Stored data entries
* START *
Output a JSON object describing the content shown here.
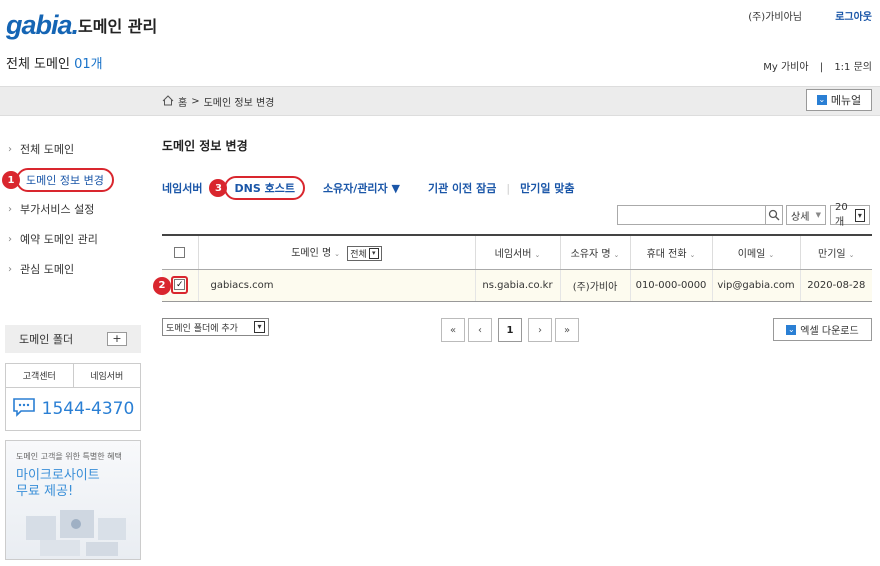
{
  "header": {
    "logo": "gabia.",
    "app_title": "도메인 관리",
    "user_name": "(주)가비아님",
    "logout": "로그아웃",
    "total_label": "전체 도메인",
    "total_count": "01개",
    "my_gabia": "My 가비아",
    "separator": "|",
    "inquiry": "1:1 문의"
  },
  "breadcrumb": {
    "home": "홈",
    "arrow": ">",
    "current": "도메인 정보 변경"
  },
  "menu_button": "메뉴얼",
  "sidebar": {
    "items": [
      {
        "label": "전체 도메인"
      },
      {
        "label": "도메인 정보 변경"
      },
      {
        "label": "부가서비스 설정"
      },
      {
        "label": "예약 도메인 관리"
      },
      {
        "label": "관심 도메인"
      }
    ],
    "folder_label": "도메인 폴더",
    "folder_add": "+",
    "support_tabs": [
      "고객센터",
      "네임서버"
    ],
    "phone": "1544-4370",
    "promo_small": "도메인 고객을 위한 특별한 혜택",
    "promo_big_1": "마이크로사이트",
    "promo_big_2": "무료 제공!"
  },
  "main": {
    "heading": "도메인 정보 변경",
    "tabs": [
      "네임서버",
      "DNS 호스트",
      "소유자/관리자 ▼",
      "기관 이전 잠금",
      "만기일 맞춤"
    ],
    "tab_sep": "|",
    "search_mode": "상세",
    "page_size": "20개",
    "table": {
      "columns": [
        "도메인 명",
        "네임서버",
        "소유자 명",
        "휴대 전화",
        "이메일",
        "만기일"
      ],
      "filter_value": "전체",
      "rows": [
        {
          "domain": "gabiacs.com",
          "ns": "ns.gabia.co.kr",
          "owner": "(주)가비아",
          "phone": "010-000-0000",
          "email": "vip@gabia.com",
          "expiry": "2020-08-28",
          "checked": "✓"
        }
      ]
    },
    "folder_add_select": "도메인 폴더에 추가",
    "pager": {
      "first": "«",
      "prev": "‹",
      "current": "1",
      "next": "›",
      "last": "»"
    },
    "excel_button": "엑셀 다운로드"
  },
  "annotations": [
    "1",
    "2",
    "3"
  ],
  "colors": {
    "accent": "#1a56a8",
    "highlight": "#d9262e",
    "row_bg": "#fdfbef"
  }
}
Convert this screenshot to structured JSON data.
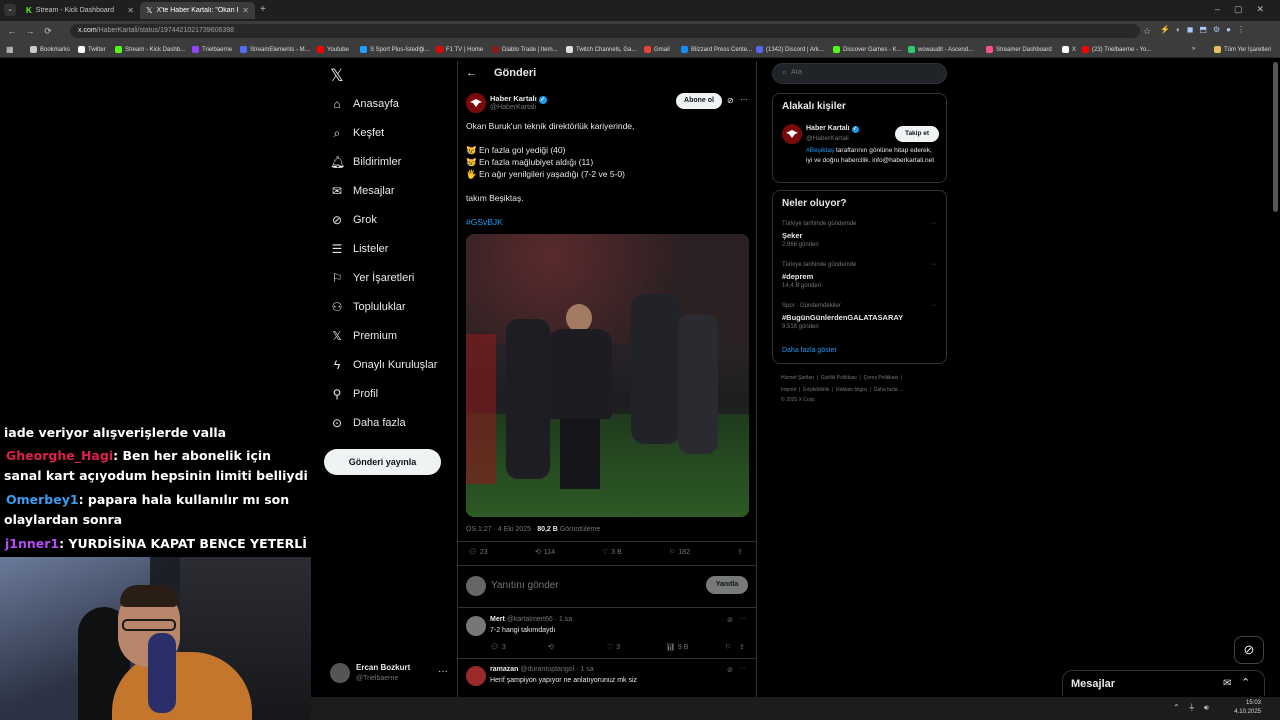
{
  "browser": {
    "tabs": [
      {
        "title": "Stream - Kick Dashboard",
        "active": false
      },
      {
        "title": "X'te Haber Kartalı: \"Okan Buruk",
        "active": true
      }
    ],
    "url_host": "x.com",
    "url_path": "/HaberKartali/status/1974421021739606398",
    "bookmarks": [
      "Bookmarks",
      "Twitter",
      "Stream - Kick Dashb...",
      "Trielbaerne",
      "StreamElements - M...",
      "Youtube",
      "S Sport Plus-İstediği...",
      "F1 TV | Home",
      "Diablo Trade | Item...",
      "Twitch Channels, Ga...",
      "Gmail",
      "Blizzard Press Cente...",
      "(1342) Discord | Ark...",
      "Discover Games - K...",
      "wowaudit - Ascend...",
      "Streamer Dashboard",
      "X",
      "(23) Trielbaerne - Yo..."
    ],
    "all_bookmarks": "Tüm Yer İşaretleri"
  },
  "stream_chat": {
    "lines": [
      {
        "user": "",
        "user_color": "#ffffff",
        "text": "iade veriyor alışverişlerde valla"
      },
      {
        "user": "Gheorghe_Hagi",
        "user_color": "#e0204a",
        "text": ": Ben her abonelik için sanal kart açıyodum hepsinin limiti belliydi"
      },
      {
        "user": "Omerbey1",
        "user_color": "#3b9cf0",
        "text": ": papara hala kullanılır mı son olaylardan sonra"
      },
      {
        "user": "j1nner1",
        "user_color": "#b54cf5",
        "text": ": YURDİSİNA KAPAT BENCE YETERLİ"
      }
    ]
  },
  "nav": {
    "items": [
      {
        "label": "Anasayfa",
        "icon": "home-icon"
      },
      {
        "label": "Keşfet",
        "icon": "search-icon"
      },
      {
        "label": "Bildirimler",
        "icon": "bell-icon"
      },
      {
        "label": "Mesajlar",
        "icon": "mail-icon"
      },
      {
        "label": "Grok",
        "icon": "grok-icon"
      },
      {
        "label": "Listeler",
        "icon": "list-icon"
      },
      {
        "label": "Yer İşaretleri",
        "icon": "bookmark-icon"
      },
      {
        "label": "Topluluklar",
        "icon": "communities-icon"
      },
      {
        "label": "Premium",
        "icon": "x-logo-icon"
      },
      {
        "label": "Onaylı Kuruluşlar",
        "icon": "lightning-icon"
      },
      {
        "label": "Profil",
        "icon": "person-icon"
      },
      {
        "label": "Daha fazla",
        "icon": "more-circle-icon"
      }
    ],
    "post_button": "Gönderi yayınla",
    "account": {
      "name": "Ercan Bozkurt",
      "handle": "@Trielbaerne"
    }
  },
  "post": {
    "header_title": "Gönderi",
    "author_name": "Haber Kartalı",
    "author_handle": "@HaberKartali",
    "subscribe_label": "Abone ol",
    "text_line1": "Okan Buruk'un teknik direktörlük kariyerinde,",
    "bullets": [
      {
        "emoji": "😿",
        "text": "En fazla gol yediği (40)"
      },
      {
        "emoji": "😿",
        "text": "En fazla mağlubiyet aldığı (11)"
      },
      {
        "emoji": "🖐",
        "text": "En ağır yenilgileri yaşadığı (7-2 ve 5-0)"
      }
    ],
    "text_line2": "takım Beşiktaş.",
    "hashtag": "#GSvBJK",
    "time": "ÖS 1:27 · 4 Eki 2025 · ",
    "views_count": "80,2 B",
    "views_label": " Görüntüleme",
    "stats": {
      "replies": "23",
      "reposts": "114",
      "likes": "3 B",
      "bookmarks": "182"
    },
    "reply_placeholder": "Yanıtını gönder",
    "reply_button": "Yanıtla"
  },
  "replies": [
    {
      "name": "Mert",
      "handle": "@kartalmert66 · 1 sa",
      "text": "7-2 hangi takımdaydı",
      "replies": "3",
      "reposts": "",
      "likes": "3",
      "views": "9 B"
    },
    {
      "name": "ramazan",
      "handle": "@durantoptangol · 1 sa",
      "text": "Herif şampiyon yapıyor ne anlatıyorunuz mk siz",
      "replies": "",
      "reposts": "",
      "likes": "",
      "views": ""
    }
  ],
  "right": {
    "search_placeholder": "Ara",
    "related_title": "Alakalı kişiler",
    "related": {
      "name": "Haber Kartalı",
      "handle": "@HaberKartali",
      "follow": "Takip et",
      "bio_tag": "#Beşiktaş",
      "bio": " taraftarının gönlüne hitap ederek, iyi ve doğru habercilik. info@haberkartali.net"
    },
    "trends_title": "Neler oluyor?",
    "trends": [
      {
        "context": "Türkiye tarihinde gündemde",
        "name": "Şeker",
        "count": "2.966 gönderi"
      },
      {
        "context": "Türkiye tarihinde gündemde",
        "name": "#deprem",
        "count": "14,4 B gönderi"
      },
      {
        "context": "Spor · Gündemdekiler",
        "name": "#BugünGünlerdenGALATASARAY",
        "count": "9.518 gönderi"
      }
    ],
    "show_more": "Daha fazla göster",
    "footer_line1": "Hizmet Şartları  |  Gizlilik Politikası  |  Çerez Politikası  |",
    "footer_line2": "Imprint  |  Erişilebilirlik  |  Reklam bilgisi  |  Daha fazla ...",
    "footer_line3": "© 2025 X Corp."
  },
  "messages_bar": {
    "label": "Mesajlar"
  },
  "taskbar": {
    "time": "15:03",
    "date": "4.10.2025"
  }
}
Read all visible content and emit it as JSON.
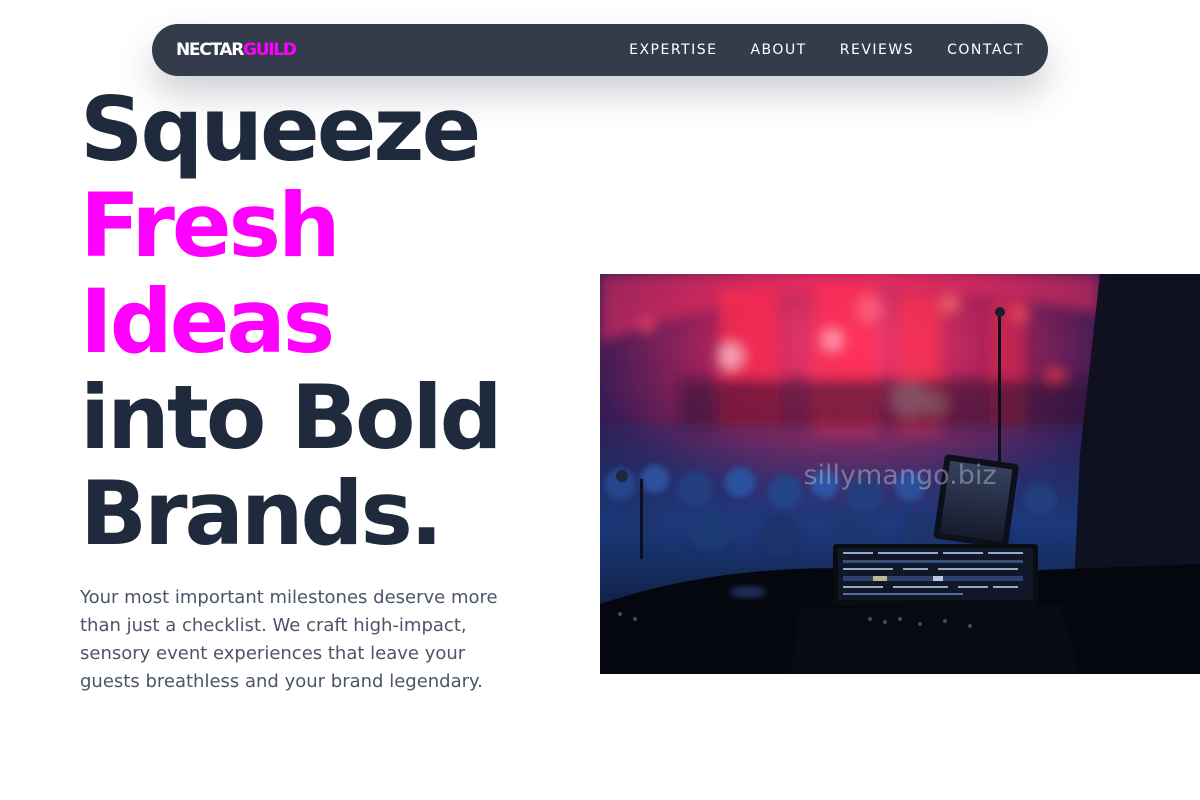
{
  "nav": {
    "logo_primary": "NECTAR",
    "logo_accent": "GUILD",
    "links": [
      "EXPERTISE",
      "ABOUT",
      "REVIEWS",
      "CONTACT"
    ]
  },
  "hero": {
    "headline": {
      "line1": "Squeeze",
      "line2": "Fresh",
      "line3": "Ideas",
      "line4": "into Bold",
      "line5": "Brands."
    },
    "description": "Your most important milestones deserve more than just a checklist. We craft high-impact, sensory event experiences that leave your guests breathless and your brand legendary.",
    "image_watermark": "sillymango.biz"
  },
  "colors": {
    "accent": "#ff00ff",
    "heading": "#1f2a3c",
    "nav_background": "#343c4c",
    "body_text": "#4b5568"
  }
}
* END *
What you should do
Search the entries for "İşaretleri" and copy out each line that has it.

Solution to the exercise
    "all_bookmarks": "Tüm Yer İşaretleri"
        "label": "Yer İşaretleri",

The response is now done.